* Aim: Establish how many lines in the material include the string "summary" and report it as a lone number.

══════════════════════════════

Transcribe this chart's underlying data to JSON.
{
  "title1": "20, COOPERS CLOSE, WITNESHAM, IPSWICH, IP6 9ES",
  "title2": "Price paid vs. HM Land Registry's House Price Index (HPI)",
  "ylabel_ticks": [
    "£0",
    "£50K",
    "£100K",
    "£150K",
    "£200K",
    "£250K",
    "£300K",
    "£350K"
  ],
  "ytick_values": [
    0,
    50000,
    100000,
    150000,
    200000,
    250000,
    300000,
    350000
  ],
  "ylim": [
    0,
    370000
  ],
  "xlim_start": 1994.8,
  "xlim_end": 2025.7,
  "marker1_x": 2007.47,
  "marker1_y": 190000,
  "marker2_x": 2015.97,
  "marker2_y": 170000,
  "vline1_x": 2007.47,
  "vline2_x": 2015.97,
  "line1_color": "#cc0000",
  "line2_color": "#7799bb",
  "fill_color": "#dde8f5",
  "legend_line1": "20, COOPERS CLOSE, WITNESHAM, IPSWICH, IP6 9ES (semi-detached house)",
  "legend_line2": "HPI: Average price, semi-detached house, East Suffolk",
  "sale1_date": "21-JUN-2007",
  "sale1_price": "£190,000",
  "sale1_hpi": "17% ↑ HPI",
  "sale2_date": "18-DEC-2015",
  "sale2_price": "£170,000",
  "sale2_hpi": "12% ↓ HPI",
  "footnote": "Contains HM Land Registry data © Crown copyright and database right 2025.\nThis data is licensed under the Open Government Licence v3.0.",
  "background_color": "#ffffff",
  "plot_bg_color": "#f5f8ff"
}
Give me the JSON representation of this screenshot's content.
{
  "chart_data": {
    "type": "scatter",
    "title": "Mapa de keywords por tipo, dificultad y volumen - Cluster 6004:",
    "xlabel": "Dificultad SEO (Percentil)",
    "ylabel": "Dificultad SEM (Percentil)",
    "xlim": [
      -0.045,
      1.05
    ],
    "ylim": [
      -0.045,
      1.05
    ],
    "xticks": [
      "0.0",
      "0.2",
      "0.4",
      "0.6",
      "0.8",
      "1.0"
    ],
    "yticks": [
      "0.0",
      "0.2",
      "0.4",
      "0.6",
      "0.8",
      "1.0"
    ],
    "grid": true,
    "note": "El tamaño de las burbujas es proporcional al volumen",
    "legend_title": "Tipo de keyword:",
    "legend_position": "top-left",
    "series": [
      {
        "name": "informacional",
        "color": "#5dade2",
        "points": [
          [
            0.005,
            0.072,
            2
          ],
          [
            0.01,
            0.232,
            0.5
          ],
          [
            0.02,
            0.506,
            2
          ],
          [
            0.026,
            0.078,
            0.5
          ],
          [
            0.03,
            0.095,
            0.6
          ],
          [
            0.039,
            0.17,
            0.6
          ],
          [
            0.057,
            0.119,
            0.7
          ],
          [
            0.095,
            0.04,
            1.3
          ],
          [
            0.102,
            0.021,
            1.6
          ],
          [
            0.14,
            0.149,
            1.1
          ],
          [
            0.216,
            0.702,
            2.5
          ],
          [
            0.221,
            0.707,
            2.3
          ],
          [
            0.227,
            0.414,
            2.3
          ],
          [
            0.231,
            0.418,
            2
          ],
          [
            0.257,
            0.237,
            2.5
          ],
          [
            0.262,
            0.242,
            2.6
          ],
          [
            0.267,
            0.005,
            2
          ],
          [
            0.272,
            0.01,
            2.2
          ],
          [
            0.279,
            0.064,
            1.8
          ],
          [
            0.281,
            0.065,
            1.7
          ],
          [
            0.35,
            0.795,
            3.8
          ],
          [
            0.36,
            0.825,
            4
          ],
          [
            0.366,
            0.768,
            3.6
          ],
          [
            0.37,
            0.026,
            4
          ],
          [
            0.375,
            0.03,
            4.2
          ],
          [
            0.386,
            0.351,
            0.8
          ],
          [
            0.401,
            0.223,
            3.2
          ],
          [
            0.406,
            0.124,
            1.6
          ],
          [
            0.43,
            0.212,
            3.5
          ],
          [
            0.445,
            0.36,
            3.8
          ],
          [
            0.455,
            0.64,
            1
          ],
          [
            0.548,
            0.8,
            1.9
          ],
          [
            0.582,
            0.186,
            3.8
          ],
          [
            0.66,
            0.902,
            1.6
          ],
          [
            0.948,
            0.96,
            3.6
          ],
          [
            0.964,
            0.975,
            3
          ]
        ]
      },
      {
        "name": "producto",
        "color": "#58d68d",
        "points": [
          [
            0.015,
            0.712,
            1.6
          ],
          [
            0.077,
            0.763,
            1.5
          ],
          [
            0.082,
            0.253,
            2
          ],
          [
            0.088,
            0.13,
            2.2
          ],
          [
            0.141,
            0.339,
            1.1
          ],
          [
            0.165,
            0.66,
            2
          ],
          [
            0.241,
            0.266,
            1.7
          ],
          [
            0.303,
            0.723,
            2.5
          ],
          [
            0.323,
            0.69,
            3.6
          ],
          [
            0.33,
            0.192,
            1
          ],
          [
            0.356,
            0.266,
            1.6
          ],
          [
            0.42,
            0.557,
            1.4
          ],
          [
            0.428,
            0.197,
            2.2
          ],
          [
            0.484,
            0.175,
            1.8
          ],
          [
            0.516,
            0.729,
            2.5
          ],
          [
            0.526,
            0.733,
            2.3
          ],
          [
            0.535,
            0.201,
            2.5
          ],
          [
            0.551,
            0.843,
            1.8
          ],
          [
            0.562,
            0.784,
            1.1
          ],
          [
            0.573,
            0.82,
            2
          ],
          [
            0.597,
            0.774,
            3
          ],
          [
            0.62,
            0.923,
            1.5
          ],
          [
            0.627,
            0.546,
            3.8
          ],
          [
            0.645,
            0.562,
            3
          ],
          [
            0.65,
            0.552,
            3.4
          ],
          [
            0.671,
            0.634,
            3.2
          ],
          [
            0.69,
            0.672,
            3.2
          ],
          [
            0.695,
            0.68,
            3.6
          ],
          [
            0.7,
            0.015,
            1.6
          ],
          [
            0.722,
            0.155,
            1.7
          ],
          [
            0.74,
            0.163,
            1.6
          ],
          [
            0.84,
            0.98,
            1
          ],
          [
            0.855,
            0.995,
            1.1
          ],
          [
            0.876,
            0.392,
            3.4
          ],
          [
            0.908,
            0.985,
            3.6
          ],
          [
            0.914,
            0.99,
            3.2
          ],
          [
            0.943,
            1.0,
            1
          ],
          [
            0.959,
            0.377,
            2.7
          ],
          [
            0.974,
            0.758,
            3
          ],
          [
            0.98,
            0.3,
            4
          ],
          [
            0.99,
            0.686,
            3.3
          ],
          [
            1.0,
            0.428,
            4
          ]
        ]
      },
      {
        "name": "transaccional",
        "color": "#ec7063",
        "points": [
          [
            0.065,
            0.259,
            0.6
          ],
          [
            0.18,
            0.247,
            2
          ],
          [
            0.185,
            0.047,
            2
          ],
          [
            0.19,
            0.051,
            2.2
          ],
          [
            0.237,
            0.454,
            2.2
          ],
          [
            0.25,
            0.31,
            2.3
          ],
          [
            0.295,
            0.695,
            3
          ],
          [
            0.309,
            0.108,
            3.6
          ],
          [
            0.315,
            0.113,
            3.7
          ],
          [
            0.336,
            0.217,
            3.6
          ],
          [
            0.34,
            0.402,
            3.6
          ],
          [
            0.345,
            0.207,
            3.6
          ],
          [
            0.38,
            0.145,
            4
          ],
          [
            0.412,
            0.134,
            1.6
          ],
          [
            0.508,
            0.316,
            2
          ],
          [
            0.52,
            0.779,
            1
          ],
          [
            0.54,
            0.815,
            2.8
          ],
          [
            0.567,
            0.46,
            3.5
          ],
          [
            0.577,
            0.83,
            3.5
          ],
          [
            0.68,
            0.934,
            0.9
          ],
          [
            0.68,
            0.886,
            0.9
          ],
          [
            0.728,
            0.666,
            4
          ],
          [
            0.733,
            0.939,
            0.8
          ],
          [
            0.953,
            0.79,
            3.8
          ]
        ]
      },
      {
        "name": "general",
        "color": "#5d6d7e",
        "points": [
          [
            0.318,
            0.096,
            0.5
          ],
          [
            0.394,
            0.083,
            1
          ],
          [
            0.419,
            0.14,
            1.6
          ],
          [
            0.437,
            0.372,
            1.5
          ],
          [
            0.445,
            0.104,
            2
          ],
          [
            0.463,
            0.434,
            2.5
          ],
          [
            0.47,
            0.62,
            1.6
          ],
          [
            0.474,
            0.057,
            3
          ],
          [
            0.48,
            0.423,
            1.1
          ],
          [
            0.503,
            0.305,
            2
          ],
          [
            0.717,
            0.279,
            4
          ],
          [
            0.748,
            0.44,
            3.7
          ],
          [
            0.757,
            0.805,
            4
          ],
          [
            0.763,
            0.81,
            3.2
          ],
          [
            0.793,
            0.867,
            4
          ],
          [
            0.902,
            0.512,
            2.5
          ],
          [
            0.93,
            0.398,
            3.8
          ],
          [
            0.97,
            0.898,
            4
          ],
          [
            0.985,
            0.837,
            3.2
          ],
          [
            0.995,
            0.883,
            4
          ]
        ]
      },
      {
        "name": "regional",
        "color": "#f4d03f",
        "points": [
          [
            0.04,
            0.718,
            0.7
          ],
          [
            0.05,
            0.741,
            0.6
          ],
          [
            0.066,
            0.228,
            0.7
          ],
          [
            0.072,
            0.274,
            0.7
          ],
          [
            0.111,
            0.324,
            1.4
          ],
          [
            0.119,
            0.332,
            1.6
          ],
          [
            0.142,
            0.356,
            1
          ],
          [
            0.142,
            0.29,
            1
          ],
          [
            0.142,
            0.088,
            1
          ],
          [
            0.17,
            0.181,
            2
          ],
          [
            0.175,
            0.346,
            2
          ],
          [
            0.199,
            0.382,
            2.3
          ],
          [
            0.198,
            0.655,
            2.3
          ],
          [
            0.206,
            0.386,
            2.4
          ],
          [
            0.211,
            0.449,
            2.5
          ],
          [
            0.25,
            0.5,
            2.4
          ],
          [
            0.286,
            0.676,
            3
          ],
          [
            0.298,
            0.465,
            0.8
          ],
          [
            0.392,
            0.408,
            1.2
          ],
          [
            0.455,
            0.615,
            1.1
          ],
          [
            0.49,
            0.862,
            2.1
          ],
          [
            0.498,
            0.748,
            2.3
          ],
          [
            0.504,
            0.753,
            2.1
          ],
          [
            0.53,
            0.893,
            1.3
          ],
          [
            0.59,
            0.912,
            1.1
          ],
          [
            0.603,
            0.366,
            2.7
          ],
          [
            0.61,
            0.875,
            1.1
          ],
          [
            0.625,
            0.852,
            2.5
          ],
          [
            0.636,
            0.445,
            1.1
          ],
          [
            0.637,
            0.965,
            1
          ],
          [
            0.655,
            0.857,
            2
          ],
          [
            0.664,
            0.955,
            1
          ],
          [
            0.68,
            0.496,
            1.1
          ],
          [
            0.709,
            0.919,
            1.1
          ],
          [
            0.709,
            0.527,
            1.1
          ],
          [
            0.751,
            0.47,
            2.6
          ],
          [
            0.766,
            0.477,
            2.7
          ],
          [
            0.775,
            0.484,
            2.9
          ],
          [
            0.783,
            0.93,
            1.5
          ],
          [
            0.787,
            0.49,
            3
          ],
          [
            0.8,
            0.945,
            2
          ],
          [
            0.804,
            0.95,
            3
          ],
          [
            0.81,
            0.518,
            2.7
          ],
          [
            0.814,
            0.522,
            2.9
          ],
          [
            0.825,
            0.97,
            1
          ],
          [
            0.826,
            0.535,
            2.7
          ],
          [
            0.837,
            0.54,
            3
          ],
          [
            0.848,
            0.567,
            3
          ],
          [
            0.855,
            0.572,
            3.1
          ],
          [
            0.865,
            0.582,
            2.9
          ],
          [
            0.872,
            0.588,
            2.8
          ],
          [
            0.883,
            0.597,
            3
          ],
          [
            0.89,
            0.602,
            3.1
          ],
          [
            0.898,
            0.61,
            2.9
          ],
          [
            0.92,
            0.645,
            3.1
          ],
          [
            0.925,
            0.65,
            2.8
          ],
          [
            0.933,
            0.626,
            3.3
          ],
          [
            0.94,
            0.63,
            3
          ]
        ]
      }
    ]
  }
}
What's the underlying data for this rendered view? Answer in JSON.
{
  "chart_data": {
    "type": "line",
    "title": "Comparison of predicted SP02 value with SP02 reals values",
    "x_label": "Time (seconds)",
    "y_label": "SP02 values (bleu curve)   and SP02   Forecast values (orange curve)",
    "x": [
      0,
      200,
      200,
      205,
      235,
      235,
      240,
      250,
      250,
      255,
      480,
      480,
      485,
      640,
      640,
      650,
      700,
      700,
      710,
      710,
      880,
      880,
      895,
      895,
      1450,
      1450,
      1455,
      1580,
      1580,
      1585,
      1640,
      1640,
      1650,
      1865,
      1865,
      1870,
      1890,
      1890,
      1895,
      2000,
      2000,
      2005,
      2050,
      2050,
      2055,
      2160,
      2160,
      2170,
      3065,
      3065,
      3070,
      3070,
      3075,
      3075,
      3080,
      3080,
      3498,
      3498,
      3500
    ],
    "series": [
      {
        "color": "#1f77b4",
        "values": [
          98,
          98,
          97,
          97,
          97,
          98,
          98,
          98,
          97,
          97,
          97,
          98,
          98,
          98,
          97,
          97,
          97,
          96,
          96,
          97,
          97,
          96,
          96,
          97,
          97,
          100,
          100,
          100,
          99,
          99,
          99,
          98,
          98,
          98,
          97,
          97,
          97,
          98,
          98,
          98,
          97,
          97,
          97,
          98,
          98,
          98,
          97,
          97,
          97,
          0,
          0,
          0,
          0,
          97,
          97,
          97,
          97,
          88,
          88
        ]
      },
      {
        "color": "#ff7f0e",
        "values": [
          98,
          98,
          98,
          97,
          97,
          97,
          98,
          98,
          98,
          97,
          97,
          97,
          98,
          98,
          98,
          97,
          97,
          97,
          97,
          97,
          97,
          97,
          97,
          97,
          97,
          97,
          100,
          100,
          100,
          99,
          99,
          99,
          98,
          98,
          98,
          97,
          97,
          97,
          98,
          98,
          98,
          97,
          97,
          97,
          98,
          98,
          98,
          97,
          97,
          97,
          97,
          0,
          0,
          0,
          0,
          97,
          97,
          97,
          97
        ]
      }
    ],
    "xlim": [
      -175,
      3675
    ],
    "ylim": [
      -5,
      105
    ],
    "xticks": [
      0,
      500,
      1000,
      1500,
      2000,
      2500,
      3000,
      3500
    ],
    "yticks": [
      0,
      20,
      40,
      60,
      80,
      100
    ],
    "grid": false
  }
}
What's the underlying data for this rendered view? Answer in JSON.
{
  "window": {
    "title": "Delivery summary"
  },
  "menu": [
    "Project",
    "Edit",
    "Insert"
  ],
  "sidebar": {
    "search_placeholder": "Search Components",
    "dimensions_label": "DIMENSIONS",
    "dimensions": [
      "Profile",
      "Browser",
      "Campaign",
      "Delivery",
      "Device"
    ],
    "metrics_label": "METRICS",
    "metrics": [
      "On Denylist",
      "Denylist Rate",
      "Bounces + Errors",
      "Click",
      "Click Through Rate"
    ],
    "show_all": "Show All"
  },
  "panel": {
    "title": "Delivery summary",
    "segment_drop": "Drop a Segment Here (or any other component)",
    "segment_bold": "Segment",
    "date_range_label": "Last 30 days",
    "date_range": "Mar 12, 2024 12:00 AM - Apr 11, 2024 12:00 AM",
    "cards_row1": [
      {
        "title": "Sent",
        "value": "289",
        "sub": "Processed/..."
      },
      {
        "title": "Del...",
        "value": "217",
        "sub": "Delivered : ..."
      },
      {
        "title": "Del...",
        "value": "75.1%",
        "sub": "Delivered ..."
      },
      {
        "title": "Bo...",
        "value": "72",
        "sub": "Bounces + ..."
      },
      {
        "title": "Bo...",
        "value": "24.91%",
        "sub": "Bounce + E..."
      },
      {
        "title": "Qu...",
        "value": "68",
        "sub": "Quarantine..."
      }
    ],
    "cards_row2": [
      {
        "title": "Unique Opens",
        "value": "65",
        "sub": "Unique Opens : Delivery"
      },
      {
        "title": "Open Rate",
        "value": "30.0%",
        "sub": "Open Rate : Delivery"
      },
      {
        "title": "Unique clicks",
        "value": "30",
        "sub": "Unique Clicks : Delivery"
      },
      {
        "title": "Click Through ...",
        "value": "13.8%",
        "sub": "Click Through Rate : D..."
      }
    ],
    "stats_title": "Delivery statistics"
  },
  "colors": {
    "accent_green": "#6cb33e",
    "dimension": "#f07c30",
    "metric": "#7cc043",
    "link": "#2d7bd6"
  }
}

══════════════════════════════

* Worked solution: 2